■ WHAT YOU ARE ASKED TO DO ■
Tally the lines of the listing that contain the string "muitos". Give the number and nothing else.

[Saved entries]
** START **

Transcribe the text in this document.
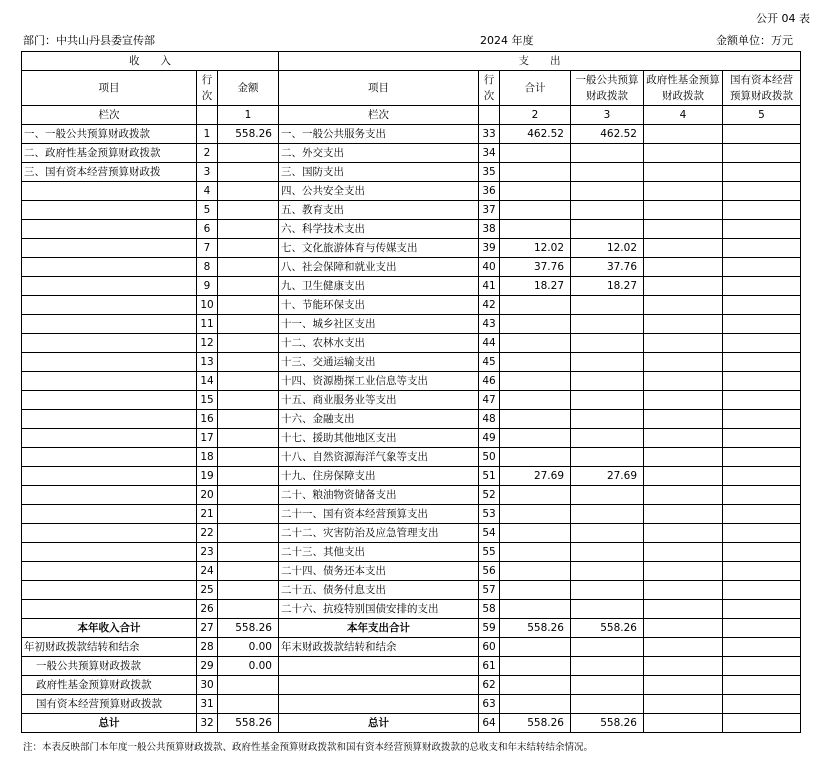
公开 04 表
部门：中共山丹县委宣传部	2024 年度	金额单位：万元
收　　入			支　　出					
项目	行次	金额	项目	行次	合计	一般公共预算财政拨款	政府性基金预算财政拨款	国有资本经营预算财政拨款
栏次		1	栏次		2	3	4	5
一、一般公共预算财政拨款	1	558.26	一、一般公共服务支出	33	462.52	462.52		
二、政府性基金预算财政拨款	2		二、外交支出	34				
三、国有资本经营预算财政拨	3		三、国防支出	35				
	4		四、公共安全支出	36				
	5		五、教育支出	37				
	6		六、科学技术支出	38				
	7		七、文化旅游体育与传媒支出	39	12.02	12.02		
	8		八、社会保障和就业支出	40	37.76	37.76		
	9		九、卫生健康支出	41	18.27	18.27		
	10		十、节能环保支出	42				
	11		十一、城乡社区支出	43				
	12		十二、农林水支出	44				
	13		十三、交通运输支出	45				
	14		十四、资源勘探工业信息等支出	46				
	15		十五、商业服务业等支出	47				
	16		十六、金融支出	48				
	17		十七、援助其他地区支出	49				
	18		十八、自然资源海洋气象等支出	50				
	19		十九、住房保障支出	51	27.69	27.69		
	20		二十、粮油物资储备支出	52				
	21		二十一、国有资本经营预算支出	53				
	22		二十二、灾害防治及应急管理支出	54				
	23		二十三、其他支出	55				
	24		二十四、债务还本支出	56				
	25		二十五、债务付息支出	57				
	26		二十六、抗疫特别国债安排的支出	58				
本年收入合计	27	558.26	本年支出合计	59	558.26	558.26		
年初财政拨款结转和结余	28	0.00	年末财政拨款结转和结余	60				
一般公共预算财政拨款	29	0.00		61				
政府性基金预算财政拨款	30			62				
国有资本经营预算财政拨款	31			63				
总计	32	558.26	总计	64	558.26	558.26		
注：本表反映部门本年度一般公共预算财政拨款、政府性基金预算财政拨款和国有资本经营预算财政拨款的总收支和年末结转结余情况。
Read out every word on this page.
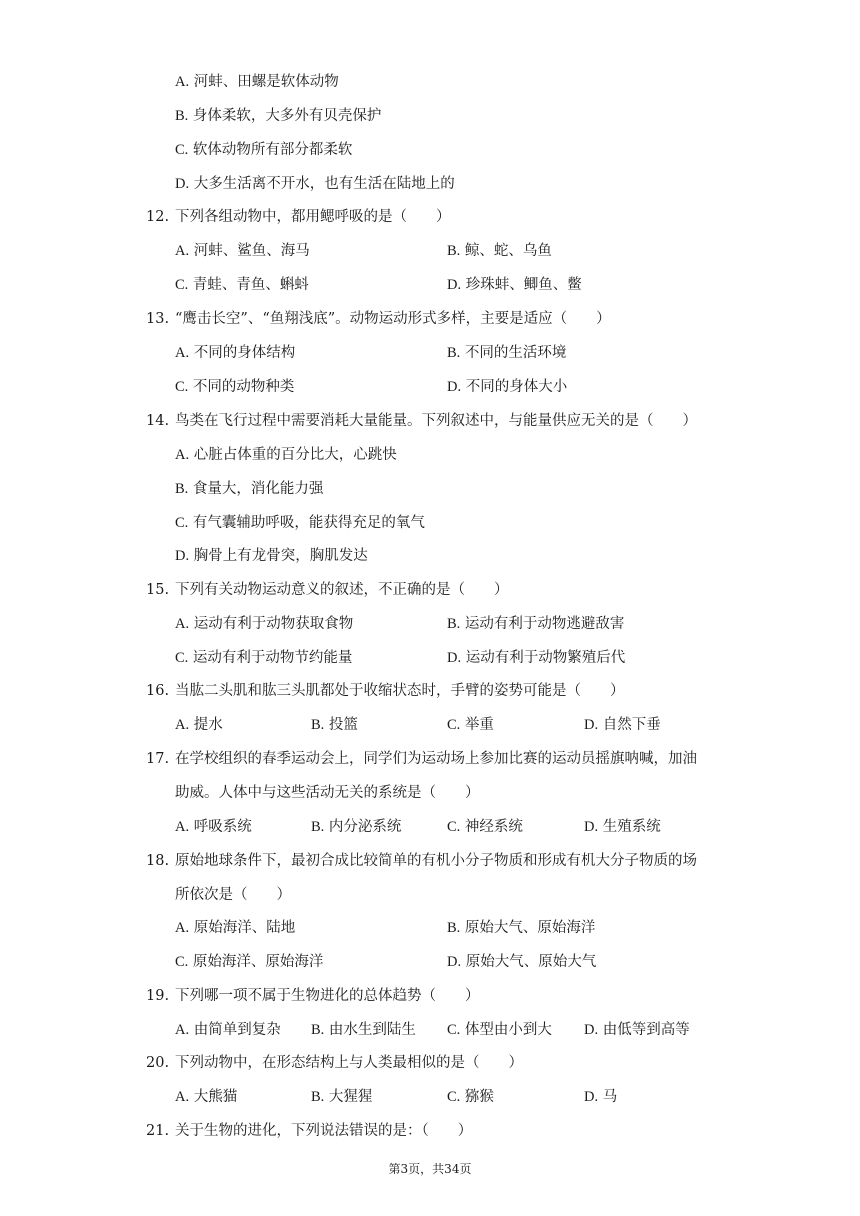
A. 河蚌、田螺是软体动物
B. 身体柔软，大多外有贝壳保护
C. 软体动物所有部分都柔软
D. 大多生活离不开水，也有生活在陆地上的
12. 下列各组动物中，都用鳃呼吸的是（　　）
A. 河蚌、鲨鱼、海马	B. 鲸、蛇、乌鱼
C. 青蛙、青鱼、蝌蚪	D. 珍珠蚌、鲫鱼、鳖
13. “鹰击长空”、“鱼翔浅底”。动物运动形式多样，主要是适应（　　）
A. 不同的身体结构	B. 不同的生活环境
C. 不同的动物种类	D. 不同的身体大小
14. 鸟类在飞行过程中需要消耗大量能量。下列叙述中，与能量供应无关的是（　　）
A. 心脏占体重的百分比大，心跳快
B. 食量大，消化能力强
C. 有气囊辅助呼吸，能获得充足的氧气
D. 胸骨上有龙骨突，胸肌发达
15. 下列有关动物运动意义的叙述，不正确的是（　　）
A. 运动有利于动物获取食物	B. 运动有利于动物逃避敌害
C. 运动有利于动物节约能量	D. 运动有利于动物繁殖后代
16. 当肱二头肌和肱三头肌都处于收缩状态时，手臂的姿势可能是（　　）
A. 提水	B. 投篮	C. 举重	D. 自然下垂
17. 在学校组织的春季运动会上，同学们为运动场上参加比赛的运动员摇旗呐喊，加油
助威。人体中与这些活动无关的系统是（　　）
A. 呼吸系统	B. 内分泌系统	C. 神经系统	D. 生殖系统
18. 原始地球条件下，最初合成比较简单的有机小分子物质和形成有机大分子物质的场
所依次是（　　）
A. 原始海洋、陆地	B. 原始大气、原始海洋
C. 原始海洋、原始海洋	D. 原始大气、原始大气
19. 下列哪一项不属于生物进化的总体趋势（　　）
A. 由简单到复杂 B. 由水生到陆生 C. 体型由小到大 D. 由低等到高等
20. 下列动物中，在形态结构上与人类最相似的是（　　）
A. 大熊猫	B. 大猩猩	C. 猕猴	D. 马
21. 关于生物的进化，下列说法错误的是：（　　）
第3页，共34页
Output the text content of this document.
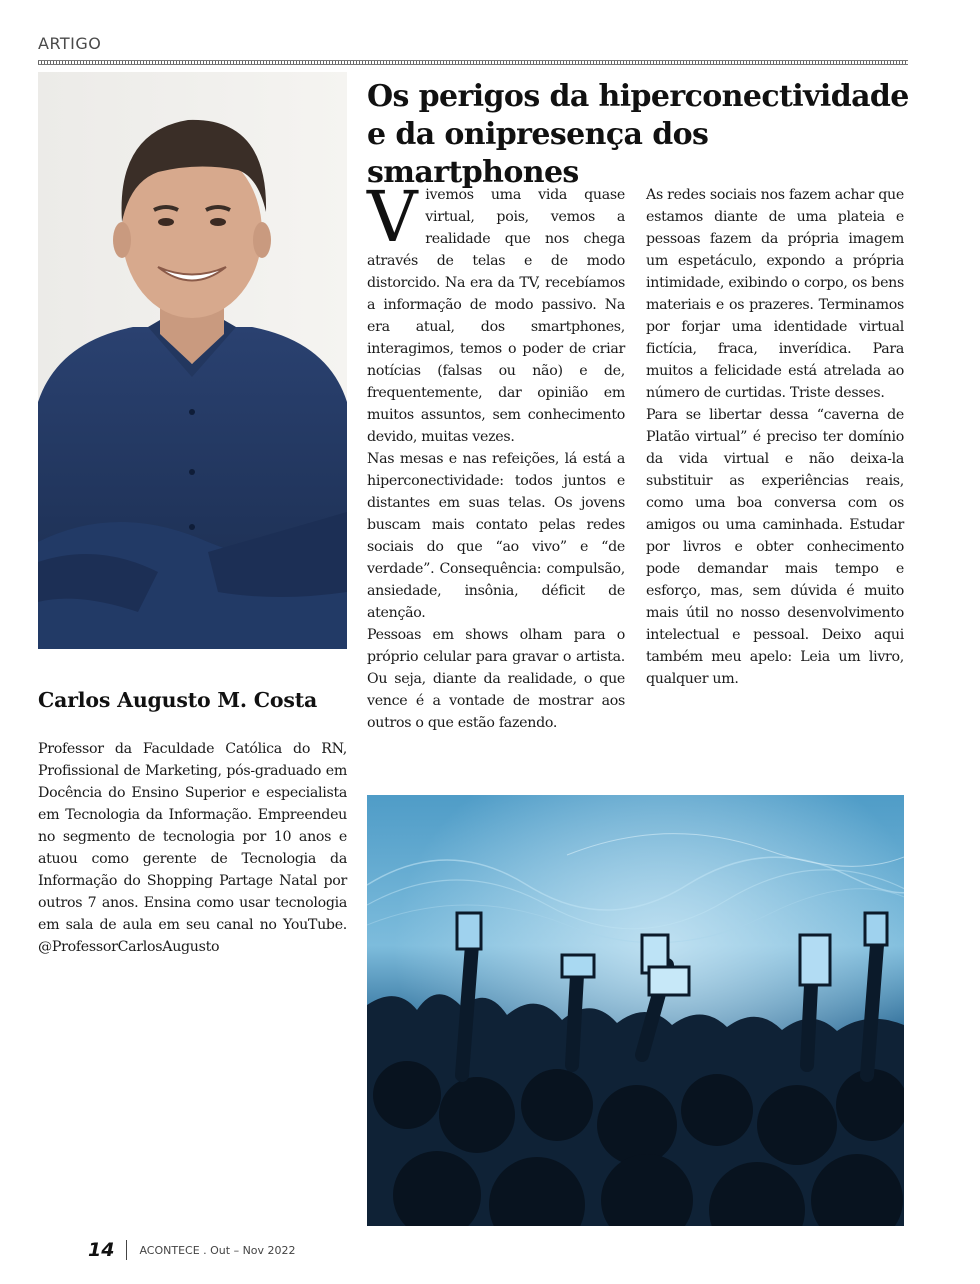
ARTIGO
Os perigos da hiperconectividade e da onipresença dos smartphones

Vivemos uma vida quase virtual, pois, vemos a realidade que nos chega através de telas e de modo distorcido. Na era da TV, recebíamos a informação de modo passivo. Na era atual, dos smartphones, interagimos, temos o poder de criar notícias (falsas ou não) e de, frequentemente, dar opinião em muitos assuntos, sem conhecimento devido, muitas vezes.

Nas mesas e nas refeições, lá está a hiperconectividade: todos juntos e distantes em suas telas. Os jovens buscam mais contato pelas redes sociais do que “ao vivo” e “de verdade”. Consequência: compulsão, ansiedade, insônia, déficit de atenção.

Pessoas em shows olham para o próprio celular para gravar o artista. Ou seja, diante da realidade, o que vence é a vontade de mostrar aos outros o que estão fazendo.

As redes sociais nos fazem achar que estamos diante de uma plateia e pessoas fazem da própria imagem um espetáculo, expondo a própria intimidade, exibindo o corpo, os bens materiais e os prazeres. Terminamos por forjar uma identidade virtual fictícia, fraca, inverídica. Para muitos a felicidade está atrelada ao número de curtidas. Triste desses.

Para se libertar dessa “caverna de Platão virtual” é preciso ter domínio da vida virtual e não deixa-la substituir as experiências reais, como uma boa conversa com os amigos ou uma caminhada. Estudar por livros e obter conhecimento pode demandar mais tempo e esforço, mas, sem dúvida é muito mais útil no nosso desenvolvimento intelectual e pessoal. Deixo aqui também meu apelo: Leia um livro, qualquer um.

Carlos Augusto M. Costa

Professor da Faculdade Católica do RN, Profissional de Marketing, pós-graduado em Docência do Ensino Superior e especialista em Tecnologia da Informação. Empreendeu no segmento de tecnologia por 10 anos e atuou como gerente de Tecnologia da Informação do Shopping Partage Natal por outros 7 anos. Ensina como usar tecnologia em sala de aula em seu canal no YouTube. @ProfessorCarlosAugusto

14 ACONTECE . Out – Nov 2022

** END **

■ WRITTEN SOLUTION ■
2